Dataset items:
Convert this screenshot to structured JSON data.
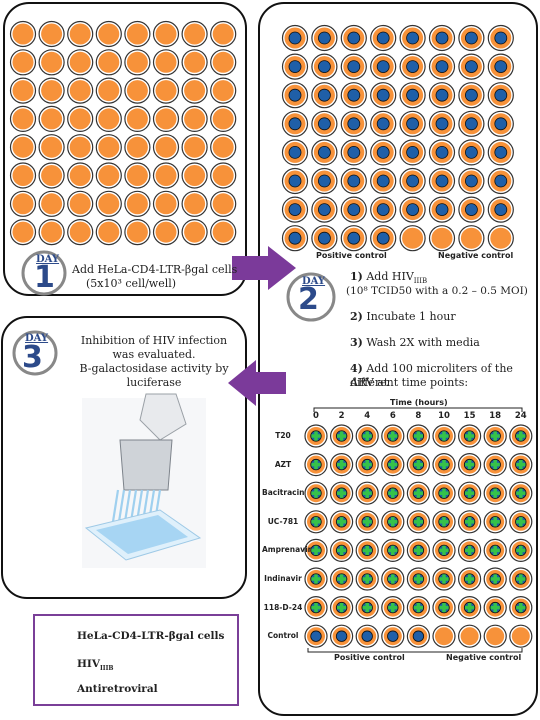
{
  "day1": {
    "day_label": "DAY",
    "day_number": "1",
    "text_line1": "Add HeLa-CD4-LTR-βgal cells",
    "text_line2": "(5x10³ cell/well)"
  },
  "day2": {
    "day_label": "DAY",
    "day_number": "2",
    "positive_control": "Positive control",
    "negative_control": "Negative control",
    "steps": [
      {
        "num": "1)",
        "text": "Add HIV",
        "sub": "IIIB"
      },
      {
        "num": "",
        "text": "(10⁸ TCID50 with a 0.2 – 0.5 MOI)"
      },
      {
        "num": "2)",
        "text": "Incubate 1 hour"
      },
      {
        "num": "3)",
        "text": "Wash 2X with media"
      },
      {
        "num": "4)",
        "text": "Add 100 microliters of the ARV at"
      },
      {
        "num": "",
        "text": "different time points:"
      }
    ],
    "time_axis_label": "Time (hours)",
    "time_points": [
      "0",
      "2",
      "4",
      "6",
      "8",
      "10",
      "15",
      "18",
      "24"
    ],
    "row_labels": [
      "T20",
      "AZT",
      "Bacitracin",
      "UC-781",
      "Amprenavir",
      "Indinavir",
      "118-D-24",
      "Control"
    ],
    "bottom_positive": "Positive control",
    "bottom_negative": "Negative control"
  },
  "day3": {
    "day_label": "DAY",
    "day_number": "3",
    "text_lines": [
      "Inhibition of HIV infection",
      "was evaluated.",
      "B-galactosidase activity by",
      "luciferase"
    ]
  },
  "legend": {
    "items": [
      {
        "icon": "orange-circle-icon",
        "label": "HeLa-CD4-LTR-βgal cells"
      },
      {
        "icon": "blue-circle-icon",
        "label": "HIV",
        "sub": "IIIB"
      },
      {
        "icon": "green-cross-icon",
        "label": "Antiretroviral"
      }
    ]
  },
  "colors": {
    "cell_orange": "#f7923a",
    "hiv_blue": "#1f5fa8",
    "arv_green": "#35c24a",
    "arrow_purple": "#7b3a9a",
    "badge_blue": "#2c4a8a"
  }
}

#### WHAT THIS TASK INVOLVES:
Lines containing the string "Positive" are the ones to copy from the entries above.

#### SOLUTION TO THE EXERCISE:
    "positive_control": "Positive control",
    "bottom_positive": "Positive control",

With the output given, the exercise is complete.